§ **Set task**:
Please answer these questions using the excerpt on the pancake coil measurement below.
(a) What impedance loads the sensing coil?
(b) What kind of cable is the sensing coil made from?
(c) How long is the rigid coaxial cable extension in front of the sensing loop?

§ **Excerpt provided**:

In you prediction please consider the reactance of the pancake coils as the VNA's AC voltage source is trying to push current into them, as well as its transmission line like effects, e.g reflections from the coil's midpoint.
Also note, that the sensing coil is loaded by the 50Ω+j0Ω internal impedance of the VNA's receiver ( the signal generator has the 50Ω+j0Ω internal impedance, too )

FYI: The sensing coil is constructed using this method out of a 2mm diameter Litz coaxial cable.  Note, that there is a 11cm rigid coaxial cable extension (in 3mm O.D. plastic stiffener) in front of the sensing loop.

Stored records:
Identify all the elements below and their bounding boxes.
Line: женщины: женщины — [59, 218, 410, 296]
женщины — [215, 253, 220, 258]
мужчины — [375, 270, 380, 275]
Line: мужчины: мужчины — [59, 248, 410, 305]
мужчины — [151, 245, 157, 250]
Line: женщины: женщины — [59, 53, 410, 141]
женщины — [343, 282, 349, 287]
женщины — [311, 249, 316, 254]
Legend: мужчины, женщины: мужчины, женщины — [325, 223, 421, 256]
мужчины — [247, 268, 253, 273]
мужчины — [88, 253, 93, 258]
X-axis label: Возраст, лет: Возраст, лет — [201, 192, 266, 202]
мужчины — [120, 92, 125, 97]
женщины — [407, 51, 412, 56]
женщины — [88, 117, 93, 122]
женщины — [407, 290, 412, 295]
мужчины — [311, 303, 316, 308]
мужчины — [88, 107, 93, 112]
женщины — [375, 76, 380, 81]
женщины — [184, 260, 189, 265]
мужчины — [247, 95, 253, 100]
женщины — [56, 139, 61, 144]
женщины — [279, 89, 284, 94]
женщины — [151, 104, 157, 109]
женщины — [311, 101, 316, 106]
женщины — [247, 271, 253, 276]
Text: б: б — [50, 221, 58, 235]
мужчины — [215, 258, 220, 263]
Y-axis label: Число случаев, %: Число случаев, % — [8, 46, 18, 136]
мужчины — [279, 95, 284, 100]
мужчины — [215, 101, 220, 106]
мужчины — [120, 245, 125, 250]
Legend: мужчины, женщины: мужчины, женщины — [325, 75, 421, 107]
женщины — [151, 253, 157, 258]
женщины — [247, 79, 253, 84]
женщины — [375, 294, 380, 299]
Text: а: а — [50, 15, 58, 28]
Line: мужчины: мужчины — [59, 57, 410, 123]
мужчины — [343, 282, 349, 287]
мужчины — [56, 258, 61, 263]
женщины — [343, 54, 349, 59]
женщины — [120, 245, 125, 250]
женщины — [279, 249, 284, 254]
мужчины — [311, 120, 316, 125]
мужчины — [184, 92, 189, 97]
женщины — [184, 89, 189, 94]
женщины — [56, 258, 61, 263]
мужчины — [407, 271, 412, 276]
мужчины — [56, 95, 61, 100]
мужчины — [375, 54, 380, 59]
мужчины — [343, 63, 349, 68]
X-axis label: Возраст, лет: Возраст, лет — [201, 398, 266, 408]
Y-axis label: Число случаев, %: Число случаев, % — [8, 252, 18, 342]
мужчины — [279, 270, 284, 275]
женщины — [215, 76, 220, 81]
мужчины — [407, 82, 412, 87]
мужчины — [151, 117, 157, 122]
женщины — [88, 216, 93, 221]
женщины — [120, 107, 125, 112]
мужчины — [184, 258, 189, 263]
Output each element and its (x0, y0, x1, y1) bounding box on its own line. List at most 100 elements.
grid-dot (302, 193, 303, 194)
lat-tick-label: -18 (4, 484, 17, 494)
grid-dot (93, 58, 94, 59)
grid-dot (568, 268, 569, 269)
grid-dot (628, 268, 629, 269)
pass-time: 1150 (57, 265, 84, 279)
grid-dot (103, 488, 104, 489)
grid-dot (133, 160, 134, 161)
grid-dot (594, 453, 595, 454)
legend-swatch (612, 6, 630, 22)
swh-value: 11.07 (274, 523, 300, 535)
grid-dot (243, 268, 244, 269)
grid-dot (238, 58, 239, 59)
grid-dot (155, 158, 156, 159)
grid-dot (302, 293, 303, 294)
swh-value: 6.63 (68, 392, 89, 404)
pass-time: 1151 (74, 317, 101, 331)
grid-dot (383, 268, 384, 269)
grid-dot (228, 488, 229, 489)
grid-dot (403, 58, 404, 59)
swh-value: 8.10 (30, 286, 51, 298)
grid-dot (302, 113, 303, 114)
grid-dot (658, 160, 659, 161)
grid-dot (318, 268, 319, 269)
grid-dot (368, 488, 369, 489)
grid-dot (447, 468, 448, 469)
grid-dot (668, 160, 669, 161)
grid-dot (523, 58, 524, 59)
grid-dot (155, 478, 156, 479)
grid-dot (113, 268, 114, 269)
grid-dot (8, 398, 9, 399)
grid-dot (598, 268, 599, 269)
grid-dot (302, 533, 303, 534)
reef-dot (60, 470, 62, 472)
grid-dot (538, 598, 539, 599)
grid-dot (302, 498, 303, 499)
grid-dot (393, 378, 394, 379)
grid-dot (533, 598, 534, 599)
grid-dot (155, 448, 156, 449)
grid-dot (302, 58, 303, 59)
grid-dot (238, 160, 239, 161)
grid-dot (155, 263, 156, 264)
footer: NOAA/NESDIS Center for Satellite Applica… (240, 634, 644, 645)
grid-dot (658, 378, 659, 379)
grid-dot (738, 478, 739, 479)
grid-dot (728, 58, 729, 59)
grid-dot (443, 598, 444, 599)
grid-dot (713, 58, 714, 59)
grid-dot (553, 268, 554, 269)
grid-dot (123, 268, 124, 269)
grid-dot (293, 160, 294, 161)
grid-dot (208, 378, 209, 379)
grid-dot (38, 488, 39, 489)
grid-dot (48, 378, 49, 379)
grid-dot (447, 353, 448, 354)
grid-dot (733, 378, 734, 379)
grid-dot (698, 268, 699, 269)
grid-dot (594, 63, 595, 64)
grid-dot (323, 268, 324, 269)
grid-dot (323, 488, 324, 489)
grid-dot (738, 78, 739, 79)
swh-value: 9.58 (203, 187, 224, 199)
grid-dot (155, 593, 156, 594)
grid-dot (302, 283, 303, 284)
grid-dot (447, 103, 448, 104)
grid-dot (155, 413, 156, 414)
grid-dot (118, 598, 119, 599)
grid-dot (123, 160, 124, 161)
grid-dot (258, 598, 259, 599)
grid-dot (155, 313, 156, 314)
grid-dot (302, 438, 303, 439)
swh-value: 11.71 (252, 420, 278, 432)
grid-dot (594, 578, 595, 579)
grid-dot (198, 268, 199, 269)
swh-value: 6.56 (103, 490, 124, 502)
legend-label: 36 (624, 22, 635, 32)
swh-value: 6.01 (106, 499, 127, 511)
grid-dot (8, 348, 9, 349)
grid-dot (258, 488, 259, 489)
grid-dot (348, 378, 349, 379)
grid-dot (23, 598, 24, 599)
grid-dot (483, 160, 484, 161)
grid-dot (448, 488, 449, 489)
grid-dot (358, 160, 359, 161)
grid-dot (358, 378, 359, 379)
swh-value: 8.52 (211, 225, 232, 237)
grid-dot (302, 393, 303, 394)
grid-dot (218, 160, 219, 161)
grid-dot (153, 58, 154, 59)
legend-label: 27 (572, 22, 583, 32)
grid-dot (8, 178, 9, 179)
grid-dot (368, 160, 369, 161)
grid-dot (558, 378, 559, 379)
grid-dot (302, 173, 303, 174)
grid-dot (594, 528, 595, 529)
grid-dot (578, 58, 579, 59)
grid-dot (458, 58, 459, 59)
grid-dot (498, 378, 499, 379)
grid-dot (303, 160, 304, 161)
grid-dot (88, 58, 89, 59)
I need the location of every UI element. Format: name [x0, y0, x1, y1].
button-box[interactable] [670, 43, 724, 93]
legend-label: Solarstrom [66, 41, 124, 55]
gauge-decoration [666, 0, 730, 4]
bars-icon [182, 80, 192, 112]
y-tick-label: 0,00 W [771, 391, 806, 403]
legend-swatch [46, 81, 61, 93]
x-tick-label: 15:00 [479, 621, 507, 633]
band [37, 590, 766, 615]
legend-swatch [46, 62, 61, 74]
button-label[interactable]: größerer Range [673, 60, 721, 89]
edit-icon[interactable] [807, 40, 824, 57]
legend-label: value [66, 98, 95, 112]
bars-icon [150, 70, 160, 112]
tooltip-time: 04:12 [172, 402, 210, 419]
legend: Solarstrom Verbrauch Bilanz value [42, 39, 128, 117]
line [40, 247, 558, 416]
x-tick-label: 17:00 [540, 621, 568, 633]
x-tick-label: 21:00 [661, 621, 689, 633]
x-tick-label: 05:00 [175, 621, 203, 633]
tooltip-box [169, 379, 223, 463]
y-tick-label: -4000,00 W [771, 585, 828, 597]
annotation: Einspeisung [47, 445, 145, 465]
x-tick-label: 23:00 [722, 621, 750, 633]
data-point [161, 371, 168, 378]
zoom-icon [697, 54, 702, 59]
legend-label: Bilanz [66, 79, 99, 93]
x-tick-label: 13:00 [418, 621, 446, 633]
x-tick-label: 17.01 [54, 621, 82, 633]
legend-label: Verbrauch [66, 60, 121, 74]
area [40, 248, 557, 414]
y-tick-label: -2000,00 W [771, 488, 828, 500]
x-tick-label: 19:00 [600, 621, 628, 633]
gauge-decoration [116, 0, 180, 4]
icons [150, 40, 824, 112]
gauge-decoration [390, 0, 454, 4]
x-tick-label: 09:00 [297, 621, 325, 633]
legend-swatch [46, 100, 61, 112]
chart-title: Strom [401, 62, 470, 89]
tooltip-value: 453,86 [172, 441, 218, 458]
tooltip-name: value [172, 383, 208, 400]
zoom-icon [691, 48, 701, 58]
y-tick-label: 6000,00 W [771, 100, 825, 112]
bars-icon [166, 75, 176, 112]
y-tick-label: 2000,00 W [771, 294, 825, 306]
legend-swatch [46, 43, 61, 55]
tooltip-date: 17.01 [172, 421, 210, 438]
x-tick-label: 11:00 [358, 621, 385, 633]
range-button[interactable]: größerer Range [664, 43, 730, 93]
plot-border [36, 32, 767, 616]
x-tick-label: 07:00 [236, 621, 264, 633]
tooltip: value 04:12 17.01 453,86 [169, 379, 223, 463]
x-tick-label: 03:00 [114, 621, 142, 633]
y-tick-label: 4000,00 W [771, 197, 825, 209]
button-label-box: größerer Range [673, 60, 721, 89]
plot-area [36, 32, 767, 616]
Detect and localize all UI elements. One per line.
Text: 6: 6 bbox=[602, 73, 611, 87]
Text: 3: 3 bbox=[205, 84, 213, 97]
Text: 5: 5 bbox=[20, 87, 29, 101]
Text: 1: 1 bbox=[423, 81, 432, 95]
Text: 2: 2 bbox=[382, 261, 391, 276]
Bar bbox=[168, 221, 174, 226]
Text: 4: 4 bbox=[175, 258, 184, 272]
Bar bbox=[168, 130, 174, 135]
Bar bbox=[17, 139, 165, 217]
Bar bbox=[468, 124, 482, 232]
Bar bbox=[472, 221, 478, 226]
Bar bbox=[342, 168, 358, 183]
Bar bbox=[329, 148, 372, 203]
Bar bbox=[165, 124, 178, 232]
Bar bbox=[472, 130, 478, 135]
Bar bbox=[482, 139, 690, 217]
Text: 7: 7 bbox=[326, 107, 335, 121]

§ **The reply**:
(a) The 50Ω+j0Ω internal impedance of the VNA's receiver.
(b) A 2mm diameter Litz coaxial cable.
(c) 11cm.